** begin RECORDS TO USE **

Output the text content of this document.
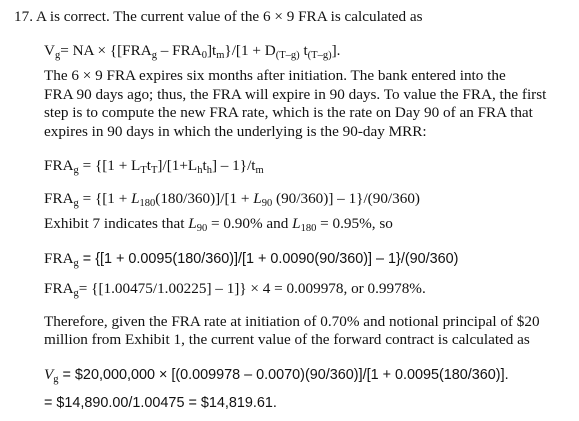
17. A is correct. The current value of the 6 × 9 FRA is calculated as
$V_g=$ NA × $\{[FRA_g - FRA_0]t_m\}/[1 + D_{(T-g)}$ $t_{(T-g)}$].
The 6 × 9 FRA expires six months after initiation. The bank entered into the
FRA 90 days ago; thus, the FRA will expire in 90 days. To value the FRA, the first
step is to compute the new FRA rate, which is the rate on Day 90 of an FRA that
expires in 90 days in which the underlying is the 90-day MRR:
$FRA_g = \{[1 + L_Tt_T]/[1+L_ht_h] - 1\}/t_m$
$FRA_g = \{[1 + L_{180}(180/360)]/[1 + L_{90}$ (90/360)] – 1}/(90/360)
Exhibit 7 indicates that $L_{90} = 0.90\%$ and $L_{180} = 0.95\%$, so
$FRA_g = \{[1 + 0.0095(180/360)]/[1 + 0.0090(90/360)] - 1\}/(90/360)$
$FRA_g= \{[1.00475/1.00225] - 1]\} \times 4 = 0.009978$, or 0.9978%.
Therefore, given the FRA rate at initiation of 0.70% and notional principal of $20
million from Exhibit 1, the current value of the forward contract is calculated as
$V_g$ = $20,000,000 × [(0.009978 – 0.0070)(90/360)]/[1 + 0.0095(180/360)].
= $14,890.00/1.00475 = $14,819.61.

** end RECORDS TO USE **

Pick out the lines above that hold the string "expires" and show them.

The 6 × 9 FRA expires six months after initiation. The bank entered into the
expires in 90 days in which the underlying is the 90-day MRR:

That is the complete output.